[Saved data entries]

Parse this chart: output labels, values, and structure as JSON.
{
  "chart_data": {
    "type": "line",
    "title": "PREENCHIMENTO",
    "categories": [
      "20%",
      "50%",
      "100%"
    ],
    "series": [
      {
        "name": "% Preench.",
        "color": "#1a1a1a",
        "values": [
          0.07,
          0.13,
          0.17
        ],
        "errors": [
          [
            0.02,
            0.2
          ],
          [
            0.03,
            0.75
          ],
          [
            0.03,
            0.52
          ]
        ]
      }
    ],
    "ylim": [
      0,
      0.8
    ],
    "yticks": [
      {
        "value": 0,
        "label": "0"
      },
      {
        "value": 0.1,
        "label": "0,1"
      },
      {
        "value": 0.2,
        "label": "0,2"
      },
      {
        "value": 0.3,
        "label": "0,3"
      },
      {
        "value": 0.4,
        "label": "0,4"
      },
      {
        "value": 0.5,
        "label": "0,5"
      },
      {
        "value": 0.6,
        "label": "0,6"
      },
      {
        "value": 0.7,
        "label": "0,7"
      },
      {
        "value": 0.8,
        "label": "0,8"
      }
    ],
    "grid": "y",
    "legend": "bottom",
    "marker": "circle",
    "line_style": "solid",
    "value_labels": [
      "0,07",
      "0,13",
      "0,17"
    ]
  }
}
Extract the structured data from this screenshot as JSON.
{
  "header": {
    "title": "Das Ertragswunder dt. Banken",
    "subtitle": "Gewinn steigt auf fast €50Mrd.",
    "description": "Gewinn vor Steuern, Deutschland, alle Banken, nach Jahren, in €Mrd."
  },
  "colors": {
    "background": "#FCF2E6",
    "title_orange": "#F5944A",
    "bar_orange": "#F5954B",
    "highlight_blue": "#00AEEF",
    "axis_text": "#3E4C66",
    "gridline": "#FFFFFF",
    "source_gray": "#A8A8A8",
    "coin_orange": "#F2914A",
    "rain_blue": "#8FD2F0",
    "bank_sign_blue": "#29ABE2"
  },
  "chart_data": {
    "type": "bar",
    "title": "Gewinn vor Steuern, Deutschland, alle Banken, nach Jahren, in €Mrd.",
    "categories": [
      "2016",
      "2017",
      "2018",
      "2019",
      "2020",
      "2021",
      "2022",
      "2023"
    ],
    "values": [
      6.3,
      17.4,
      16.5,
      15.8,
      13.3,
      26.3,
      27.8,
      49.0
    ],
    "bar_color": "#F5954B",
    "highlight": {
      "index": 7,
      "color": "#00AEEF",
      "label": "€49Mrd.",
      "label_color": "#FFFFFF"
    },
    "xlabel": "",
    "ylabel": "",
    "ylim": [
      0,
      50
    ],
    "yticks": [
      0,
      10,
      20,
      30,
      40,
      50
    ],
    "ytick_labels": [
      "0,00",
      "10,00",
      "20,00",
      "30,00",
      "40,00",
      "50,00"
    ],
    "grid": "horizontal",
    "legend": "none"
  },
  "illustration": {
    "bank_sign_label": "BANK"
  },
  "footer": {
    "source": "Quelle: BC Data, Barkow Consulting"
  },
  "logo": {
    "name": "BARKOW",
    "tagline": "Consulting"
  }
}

• [The problem] Reproduce all data above, unchanged.

• [The output]
Parse this chart: output labels, values, and structure as JSON.
{
  "chart_data": {
    "type": "line",
    "title": "PREENCHIMENTO",
    "categories": [
      "20%",
      "50%",
      "100%"
    ],
    "series": [
      {
        "name": "% Preench.",
        "color": "#1a1a1a",
        "values": [
          0.07,
          0.13,
          0.17
        ],
        "errors": [
          [
            0.02,
            0.2
          ],
          [
            0.03,
            0.75
          ],
          [
            0.03,
            0.52
          ]
        ]
      }
    ],
    "ylim": [
      0,
      0.8
    ],
    "yticks": [
      {
        "value": 0,
        "label": "0"
      },
      {
        "value": 0.1,
        "label": "0,1"
      },
      {
        "value": 0.2,
        "label": "0,2"
      },
      {
        "value": 0.3,
        "label": "0,3"
      },
      {
        "value": 0.4,
        "label": "0,4"
      },
      {
        "value": 0.5,
        "label": "0,5"
      },
      {
        "value": 0.6,
        "label": "0,6"
      },
      {
        "value": 0.7,
        "label": "0,7"
      },
      {
        "value": 0.8,
        "label": "0,8"
      }
    ],
    "grid": "y",
    "legend": "bottom",
    "marker": "circle",
    "line_style": "solid",
    "value_labels": [
      "0,07",
      "0,13",
      "0,17"
    ]
  }
}
Extract the structured data from this screenshot as JSON.
{
  "header": {
    "title": "Das Ertragswunder dt. Banken",
    "subtitle": "Gewinn steigt auf fast €50Mrd.",
    "description": "Gewinn vor Steuern, Deutschland, alle Banken, nach Jahren, in €Mrd."
  },
  "colors": {
    "background": "#FCF2E6",
    "title_orange": "#F5944A",
    "bar_orange": "#F5954B",
    "highlight_blue": "#00AEEF",
    "axis_text": "#3E4C66",
    "gridline": "#FFFFFF",
    "source_gray": "#A8A8A8",
    "coin_orange": "#F2914A",
    "rain_blue": "#8FD2F0",
    "bank_sign_blue": "#29ABE2"
  },
  "chart_data": {
    "type": "bar",
    "title": "Gewinn vor Steuern, Deutschland, alle Banken, nach Jahren, in €Mrd.",
    "categories": [
      "2016",
      "2017",
      "2018",
      "2019",
      "2020",
      "2021",
      "2022",
      "2023"
    ],
    "values": [
      6.3,
      17.4,
      16.5,
      15.8,
      13.3,
      26.3,
      27.8,
      49.0
    ],
    "bar_color": "#F5954B",
    "highlight": {
      "index": 7,
      "color": "#00AEEF",
      "label": "€49Mrd.",
      "label_color": "#FFFFFF"
    },
    "xlabel": "",
    "ylabel": "",
    "ylim": [
      0,
      50
    ],
    "yticks": [
      0,
      10,
      20,
      30,
      40,
      50
    ],
    "ytick_labels": [
      "0,00",
      "10,00",
      "20,00",
      "30,00",
      "40,00",
      "50,00"
    ],
    "grid": "horizontal",
    "legend": "none"
  },
  "illustration": {
    "bank_sign_label": "BANK"
  },
  "footer": {
    "source": "Quelle: BC Data, Barkow Consulting"
  },
  "logo": {
    "name": "BARKOW",
    "tagline": "Consulting"
  }
}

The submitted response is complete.